Problem to work on: Skip the pictures. Transcribe the rest of the data below without changing a word.

Provided data:
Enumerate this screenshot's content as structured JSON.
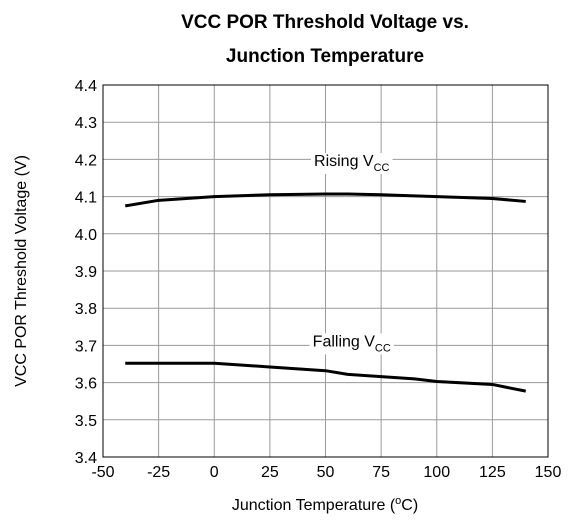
{
  "chart_data": {
    "type": "line",
    "title": [
      "VCC POR Threshold Voltage vs.",
      "Junction Temperature"
    ],
    "xlabel": {
      "text": "Junction Temperature (",
      "sup": "o",
      "after": "C)"
    },
    "ylabel": "VCC POR Threshold Voltage (V)",
    "xlim": [
      -50,
      150
    ],
    "xticks": [
      -50,
      -25,
      0,
      25,
      50,
      75,
      100,
      125,
      150
    ],
    "ylim": [
      3.4,
      4.4
    ],
    "yticks": [
      3.4,
      3.5,
      3.6,
      3.7,
      3.8,
      3.9,
      {
        "value": 4,
        "label": "4.0"
      },
      4.1,
      4.2,
      4.3,
      4.4
    ],
    "grid": true,
    "series": [
      {
        "label": {
          "text": "Rising V",
          "sub": "CC"
        },
        "color": "#000000",
        "x": [
          -40,
          -25,
          0,
          25,
          50,
          60,
          75,
          100,
          125,
          140
        ],
        "values": [
          4.075,
          4.09,
          4.1,
          4.105,
          4.107,
          4.107,
          4.105,
          4.1,
          4.095,
          4.087
        ]
      },
      {
        "label": {
          "text": "Falling V",
          "sub": "CC"
        },
        "color": "#000000",
        "x": [
          -40,
          -25,
          0,
          25,
          50,
          60,
          75,
          90,
          100,
          125,
          140
        ],
        "values": [
          3.652,
          3.652,
          3.652,
          3.642,
          3.632,
          3.622,
          3.616,
          3.61,
          3.603,
          3.595,
          3.577
        ]
      }
    ]
  }
}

Finished answer:
Enumerate this screenshot's content as structured JSON.
{
  "chart_data": {
    "type": "line",
    "title": [
      "VCC POR Threshold Voltage vs.",
      "Junction Temperature"
    ],
    "xlabel": {
      "text": "Junction Temperature (",
      "sup": "o",
      "after": "C)"
    },
    "ylabel": "VCC POR Threshold Voltage (V)",
    "xlim": [
      -50,
      150
    ],
    "xticks": [
      -50,
      -25,
      0,
      25,
      50,
      75,
      100,
      125,
      150
    ],
    "ylim": [
      3.4,
      4.4
    ],
    "yticks": [
      3.4,
      3.5,
      3.6,
      3.7,
      3.8,
      3.9,
      {
        "value": 4,
        "label": "4.0"
      },
      4.1,
      4.2,
      4.3,
      4.4
    ],
    "grid": true,
    "series": [
      {
        "label": {
          "text": "Rising V",
          "sub": "CC"
        },
        "color": "#000000",
        "x": [
          -40,
          -25,
          0,
          25,
          50,
          60,
          75,
          100,
          125,
          140
        ],
        "values": [
          4.075,
          4.09,
          4.1,
          4.105,
          4.107,
          4.107,
          4.105,
          4.1,
          4.095,
          4.087
        ]
      },
      {
        "label": {
          "text": "Falling V",
          "sub": "CC"
        },
        "color": "#000000",
        "x": [
          -40,
          -25,
          0,
          25,
          50,
          60,
          75,
          90,
          100,
          125,
          140
        ],
        "values": [
          3.652,
          3.652,
          3.652,
          3.642,
          3.632,
          3.622,
          3.616,
          3.61,
          3.603,
          3.595,
          3.577
        ]
      }
    ]
  }
}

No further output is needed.